Exercise instructions: Output the data word for word, dropping every image.

(Data entries)

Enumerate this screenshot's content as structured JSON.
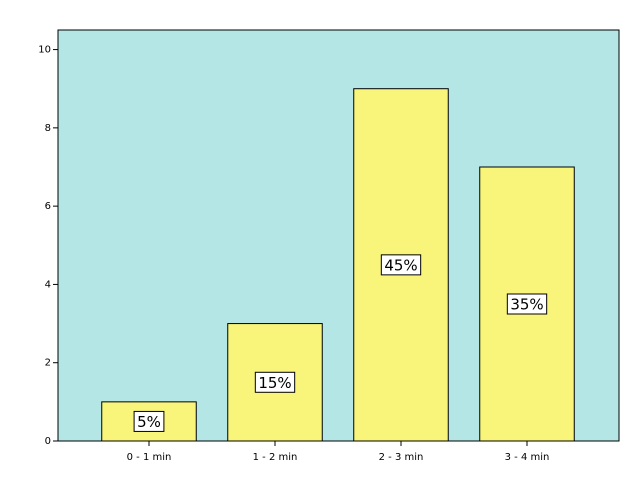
{
  "chart_data": {
    "type": "bar",
    "categories": [
      "0 - 1 min",
      "1 - 2 min",
      "2 - 3 min",
      "3 - 4 min"
    ],
    "values": [
      1,
      3,
      9,
      7
    ],
    "bar_labels": [
      "5%",
      "15%",
      "45%",
      "35%"
    ],
    "color": "#f8f57a",
    "background": "#b5e6e6",
    "ylim": [
      0,
      10.5
    ],
    "yticks": [
      0,
      2,
      4,
      6,
      8,
      10
    ],
    "grid": false
  }
}
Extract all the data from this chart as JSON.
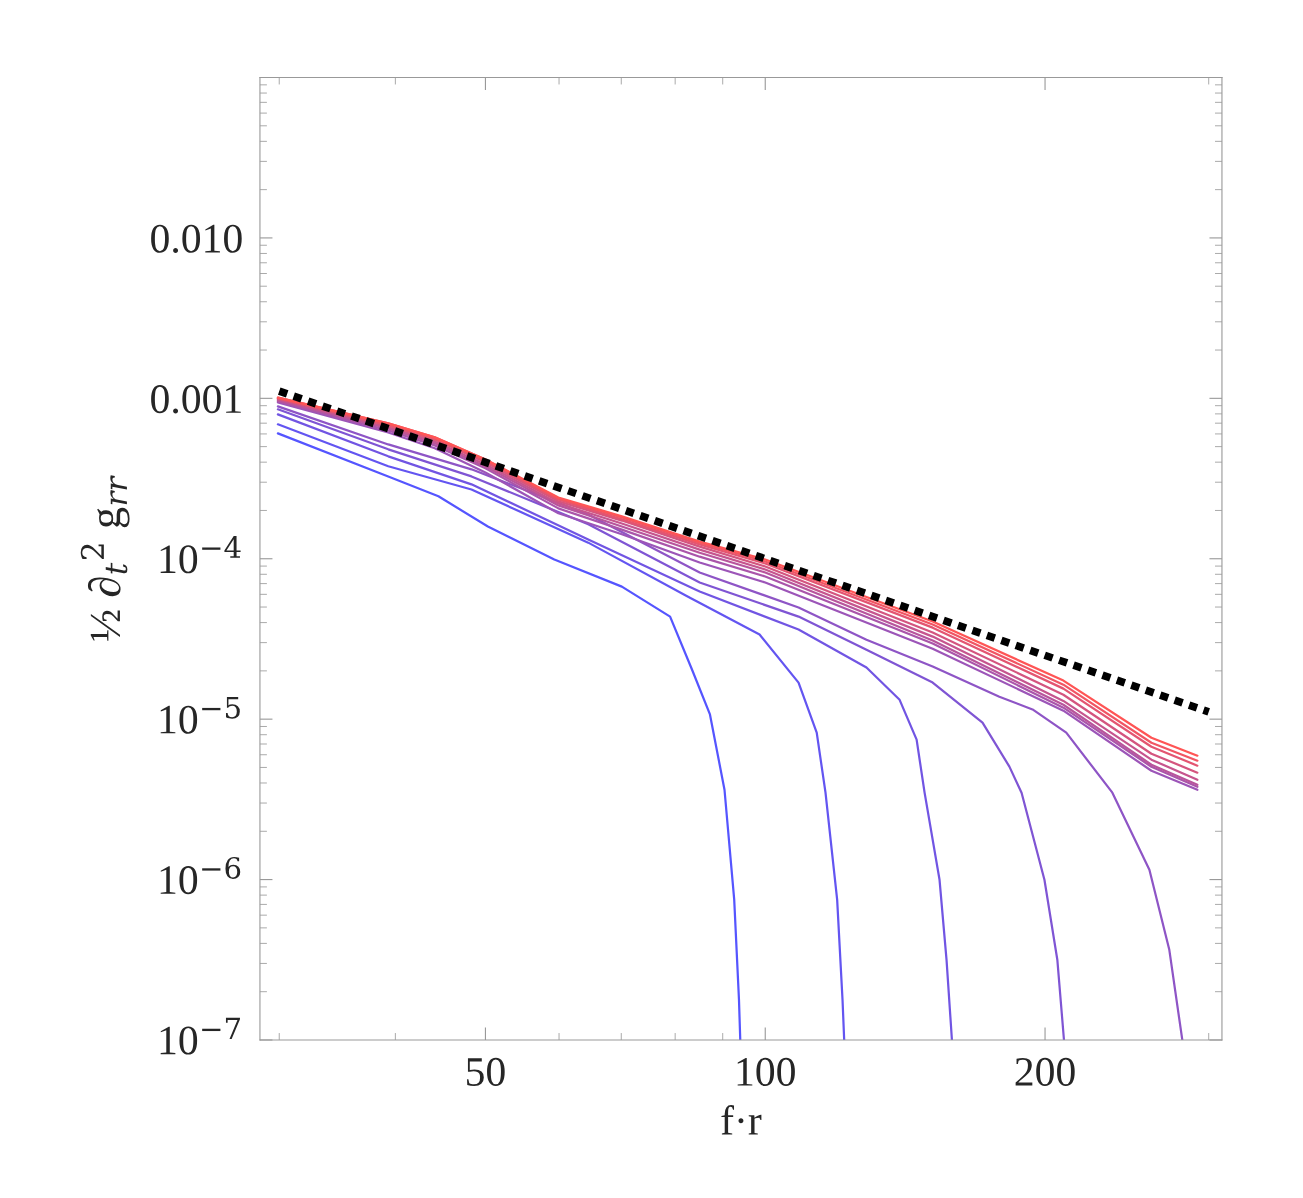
{
  "chart_data": {
    "type": "line",
    "xlabel": "f·r",
    "ylabel": "½ ∂$_{t}$$^{2}$ g$_{rr}$",
    "log": "xy",
    "grid": false,
    "legend": false,
    "xlim": [
      28.6,
      310
    ],
    "ylim": [
      1e-07,
      0.1
    ],
    "xticks": [
      50,
      100,
      200
    ],
    "yticks": [
      {
        "value": 0.01,
        "label": "0.010"
      },
      {
        "value": 0.001,
        "label": "0.001"
      },
      {
        "value": 0.0001,
        "label": "10$^{−4}$"
      },
      {
        "value": 1e-05,
        "label": "10$^{−5}$"
      },
      {
        "value": 1e-06,
        "label": "10$^{−6}$"
      },
      {
        "value": 1e-07,
        "label": "10$^{−7}$"
      }
    ],
    "x": [
      29.9,
      39.3,
      44.1,
      50.0,
      59.9,
      70.1,
      85.0,
      100.0,
      151.4,
      209.3,
      260.3,
      291.7
    ],
    "series": [
      {
        "color": "#5555ff",
        "line_style": "solid",
        "x": [
          29.9,
          39.3,
          44.5,
          50.3,
          59.3,
          70.1,
          79.0,
          83.4,
          87.2,
          90.4,
          92.6,
          93.7,
          94.0
        ],
        "values": [
          0.000605,
          0.000326,
          0.000245,
          0.000159,
          9.9e-05,
          6.7e-05,
          4.36e-05,
          2.04e-05,
          1.07e-05,
          3.63e-06,
          7.5e-07,
          1.78e-07,
          1e-07
        ]
      },
      {
        "color": "#6355f1",
        "line_style": "solid",
        "x": [
          29.9,
          39.3,
          48.3,
          64.5,
          82.5,
          98.6,
          108.6,
          113.6,
          116.1,
          119.5,
          121.1,
          121.6
        ],
        "values": [
          0.000689,
          0.000377,
          0.00027,
          0.000126,
          5.81e-05,
          3.37e-05,
          1.69e-05,
          8.24e-06,
          3.48e-06,
          7.5e-07,
          1.78e-07,
          1e-07
        ]
      },
      {
        "color": "#7155e3",
        "line_style": "solid",
        "x": [
          29.9,
          39.3,
          48.3,
          64.5,
          85.0,
          108.6,
          128.5,
          139.5,
          145.5,
          148.4,
          154.0,
          156.7,
          158.8
        ],
        "values": [
          0.000794,
          0.000435,
          0.000291,
          0.000132,
          6.25e-05,
          3.62e-05,
          2.1e-05,
          1.32e-05,
          7.45e-06,
          3.48e-06,
          9.97e-07,
          3.15e-07,
          1e-07
        ]
      },
      {
        "color": "#7f55d4",
        "line_style": "solid",
        "x": [
          29.9,
          39.3,
          48.3,
          64.5,
          85.0,
          108.6,
          128.5,
          151.4,
          171.3,
          183.1,
          188.7,
          199.7,
          206.2,
          209.6
        ],
        "values": [
          0.000854,
          0.000481,
          0.000326,
          0.000164,
          7.11e-05,
          4.36e-05,
          2.71e-05,
          1.69e-05,
          9.51e-06,
          5.06e-06,
          3.48e-06,
          9.97e-07,
          3.15e-07,
          1e-07
        ]
      },
      {
        "color": "#8e55c6",
        "line_style": "solid",
        "x": [
          29.9,
          39.3,
          48.3,
          64.5,
          85.0,
          108.6,
          128.5,
          151.4,
          178.6,
          193.9,
          210.8,
          236.3,
          259.0,
          272.1,
          281.0
        ],
        "values": [
          0.000891,
          0.000516,
          0.000361,
          0.000189,
          8.21e-05,
          4.97e-05,
          3.13e-05,
          2.13e-05,
          1.38e-05,
          1.15e-05,
          8.24e-06,
          3.48e-06,
          1.15e-06,
          3.65e-07,
          1e-07
        ]
      },
      {
        "color": "#9c55b8",
        "line_style": "solid",
        "values": [
          0.000944,
          0.000613,
          0.000488,
          0.000345,
          0.000192,
          0.000142,
          9.48e-05,
          7.11e-05,
          2.75e-05,
          1.13e-05,
          4.77e-06,
          3.63e-06
        ]
      },
      {
        "color": "#aa55aa",
        "line_style": "solid",
        "values": [
          0.000958,
          0.000631,
          0.000509,
          0.000366,
          0.000206,
          0.000152,
          0.000103,
          7.75e-05,
          2.96e-05,
          1.18e-05,
          5.05e-06,
          3.79e-06
        ]
      },
      {
        "color": "#b8559c",
        "line_style": "solid",
        "values": [
          0.000972,
          0.00065,
          0.000524,
          0.000376,
          0.000215,
          0.000159,
          0.000109,
          8.21e-05,
          3.09e-05,
          1.23e-05,
          5.2e-06,
          3.9e-06
        ]
      },
      {
        "color": "#c6558e",
        "line_style": "solid",
        "values": [
          0.000986,
          0.000659,
          0.000539,
          0.000387,
          0.000221,
          0.000166,
          0.000114,
          8.57e-05,
          3.27e-05,
          1.3e-05,
          5.59e-06,
          4.19e-06
        ]
      },
      {
        "color": "#d4557f",
        "line_style": "solid",
        "values": [
          0.001,
          0.000678,
          0.000555,
          0.000399,
          0.000228,
          0.000173,
          0.000119,
          8.95e-05,
          3.47e-05,
          1.42e-05,
          6.09e-06,
          4.64e-06
        ]
      },
      {
        "color": "#e35571",
        "line_style": "solid",
        "values": [
          0.001,
          0.000678,
          0.000555,
          0.000404,
          0.000234,
          0.000176,
          0.000123,
          9.34e-05,
          3.72e-05,
          1.55e-05,
          6.73e-06,
          5.13e-06
        ]
      },
      {
        "color": "#f15563",
        "line_style": "solid",
        "values": [
          0.00101,
          0.000698,
          0.000571,
          0.000416,
          0.000238,
          0.000181,
          0.000126,
          9.61e-05,
          3.89e-05,
          1.64e-05,
          7.13e-06,
          5.51e-06
        ]
      },
      {
        "color": "#ff5555",
        "line_style": "solid",
        "values": [
          0.00101,
          0.000698,
          0.000571,
          0.000416,
          0.000241,
          0.000184,
          0.000128,
          9.89e-05,
          4.06e-05,
          1.74e-05,
          7.66e-06,
          5.92e-06
        ]
      },
      {
        "color": "#000000",
        "line_style": "dashed",
        "x": [
          30,
          300
        ],
        "values": [
          0.00111,
          1.11e-05
        ]
      }
    ]
  }
}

The response:
Enumerate this screenshot's content as structured JSON.
{
  "chart_data": {
    "type": "bar",
    "categories": [
      "0 - 1 min",
      "1 - 2 min",
      "2 - 3 min",
      "3 - 4 min"
    ],
    "values": [
      1,
      3,
      9,
      7
    ],
    "bar_labels": [
      "5%",
      "15%",
      "45%",
      "35%"
    ],
    "color": "#f8f57a",
    "background": "#b5e6e6",
    "ylim": [
      0,
      10.5
    ],
    "yticks": [
      0,
      2,
      4,
      6,
      8,
      10
    ],
    "grid": false
  }
}
Extract all the data from this chart as JSON.
{
  "chart_data": {
    "type": "line",
    "xlabel": "f·r",
    "ylabel": "½ ∂$_{t}$$^{2}$ g$_{rr}$",
    "log": "xy",
    "grid": false,
    "legend": false,
    "xlim": [
      28.6,
      310
    ],
    "ylim": [
      1e-07,
      0.1
    ],
    "xticks": [
      50,
      100,
      200
    ],
    "yticks": [
      {
        "value": 0.01,
        "label": "0.010"
      },
      {
        "value": 0.001,
        "label": "0.001"
      },
      {
        "value": 0.0001,
        "label": "10$^{−4}$"
      },
      {
        "value": 1e-05,
        "label": "10$^{−5}$"
      },
      {
        "value": 1e-06,
        "label": "10$^{−6}$"
      },
      {
        "value": 1e-07,
        "label": "10$^{−7}$"
      }
    ],
    "x": [
      29.9,
      39.3,
      44.1,
      50.0,
      59.9,
      70.1,
      85.0,
      100.0,
      151.4,
      209.3,
      260.3,
      291.7
    ],
    "series": [
      {
        "color": "#5555ff",
        "line_style": "solid",
        "x": [
          29.9,
          39.3,
          44.5,
          50.3,
          59.3,
          70.1,
          79.0,
          83.4,
          87.2,
          90.4,
          92.6,
          93.7,
          94.0
        ],
        "values": [
          0.000605,
          0.000326,
          0.000245,
          0.000159,
          9.9e-05,
          6.7e-05,
          4.36e-05,
          2.04e-05,
          1.07e-05,
          3.63e-06,
          7.5e-07,
          1.78e-07,
          1e-07
        ]
      },
      {
        "color": "#6355f1",
        "line_style": "solid",
        "x": [
          29.9,
          39.3,
          48.3,
          64.5,
          82.5,
          98.6,
          108.6,
          113.6,
          116.1,
          119.5,
          121.1,
          121.6
        ],
        "values": [
          0.000689,
          0.000377,
          0.00027,
          0.000126,
          5.81e-05,
          3.37e-05,
          1.69e-05,
          8.24e-06,
          3.48e-06,
          7.5e-07,
          1.78e-07,
          1e-07
        ]
      },
      {
        "color": "#7155e3",
        "line_style": "solid",
        "x": [
          29.9,
          39.3,
          48.3,
          64.5,
          85.0,
          108.6,
          128.5,
          139.5,
          145.5,
          148.4,
          154.0,
          156.7,
          158.8
        ],
        "values": [
          0.000794,
          0.000435,
          0.000291,
          0.000132,
          6.25e-05,
          3.62e-05,
          2.1e-05,
          1.32e-05,
          7.45e-06,
          3.48e-06,
          9.97e-07,
          3.15e-07,
          1e-07
        ]
      },
      {
        "color": "#7f55d4",
        "line_style": "solid",
        "x": [
          29.9,
          39.3,
          48.3,
          64.5,
          85.0,
          108.6,
          128.5,
          151.4,
          171.3,
          183.1,
          188.7,
          199.7,
          206.2,
          209.6
        ],
        "values": [
          0.000854,
          0.000481,
          0.000326,
          0.000164,
          7.11e-05,
          4.36e-05,
          2.71e-05,
          1.69e-05,
          9.51e-06,
          5.06e-06,
          3.48e-06,
          9.97e-07,
          3.15e-07,
          1e-07
        ]
      },
      {
        "color": "#8e55c6",
        "line_style": "solid",
        "x": [
          29.9,
          39.3,
          48.3,
          64.5,
          85.0,
          108.6,
          128.5,
          151.4,
          178.6,
          193.9,
          210.8,
          236.3,
          259.0,
          272.1,
          281.0
        ],
        "values": [
          0.000891,
          0.000516,
          0.000361,
          0.000189,
          8.21e-05,
          4.97e-05,
          3.13e-05,
          2.13e-05,
          1.38e-05,
          1.15e-05,
          8.24e-06,
          3.48e-06,
          1.15e-06,
          3.65e-07,
          1e-07
        ]
      },
      {
        "color": "#9c55b8",
        "line_style": "solid",
        "values": [
          0.000944,
          0.000613,
          0.000488,
          0.000345,
          0.000192,
          0.000142,
          9.48e-05,
          7.11e-05,
          2.75e-05,
          1.13e-05,
          4.77e-06,
          3.63e-06
        ]
      },
      {
        "color": "#aa55aa",
        "line_style": "solid",
        "values": [
          0.000958,
          0.000631,
          0.000509,
          0.000366,
          0.000206,
          0.000152,
          0.000103,
          7.75e-05,
          2.96e-05,
          1.18e-05,
          5.05e-06,
          3.79e-06
        ]
      },
      {
        "color": "#b8559c",
        "line_style": "solid",
        "values": [
          0.000972,
          0.00065,
          0.000524,
          0.000376,
          0.000215,
          0.000159,
          0.000109,
          8.21e-05,
          3.09e-05,
          1.23e-05,
          5.2e-06,
          3.9e-06
        ]
      },
      {
        "color": "#c6558e",
        "line_style": "solid",
        "values": [
          0.000986,
          0.000659,
          0.000539,
          0.000387,
          0.000221,
          0.000166,
          0.000114,
          8.57e-05,
          3.27e-05,
          1.3e-05,
          5.59e-06,
          4.19e-06
        ]
      },
      {
        "color": "#d4557f",
        "line_style": "solid",
        "values": [
          0.001,
          0.000678,
          0.000555,
          0.000399,
          0.000228,
          0.000173,
          0.000119,
          8.95e-05,
          3.47e-05,
          1.42e-05,
          6.09e-06,
          4.64e-06
        ]
      },
      {
        "color": "#e35571",
        "line_style": "solid",
        "values": [
          0.001,
          0.000678,
          0.000555,
          0.000404,
          0.000234,
          0.000176,
          0.000123,
          9.34e-05,
          3.72e-05,
          1.55e-05,
          6.73e-06,
          5.13e-06
        ]
      },
      {
        "color": "#f15563",
        "line_style": "solid",
        "values": [
          0.00101,
          0.000698,
          0.000571,
          0.000416,
          0.000238,
          0.000181,
          0.000126,
          9.61e-05,
          3.89e-05,
          1.64e-05,
          7.13e-06,
          5.51e-06
        ]
      },
      {
        "color": "#ff5555",
        "line_style": "solid",
        "values": [
          0.00101,
          0.000698,
          0.000571,
          0.000416,
          0.000241,
          0.000184,
          0.000128,
          9.89e-05,
          4.06e-05,
          1.74e-05,
          7.66e-06,
          5.92e-06
        ]
      },
      {
        "color": "#000000",
        "line_style": "dashed",
        "x": [
          30,
          300
        ],
        "values": [
          0.00111,
          1.11e-05
        ]
      }
    ]
  }
}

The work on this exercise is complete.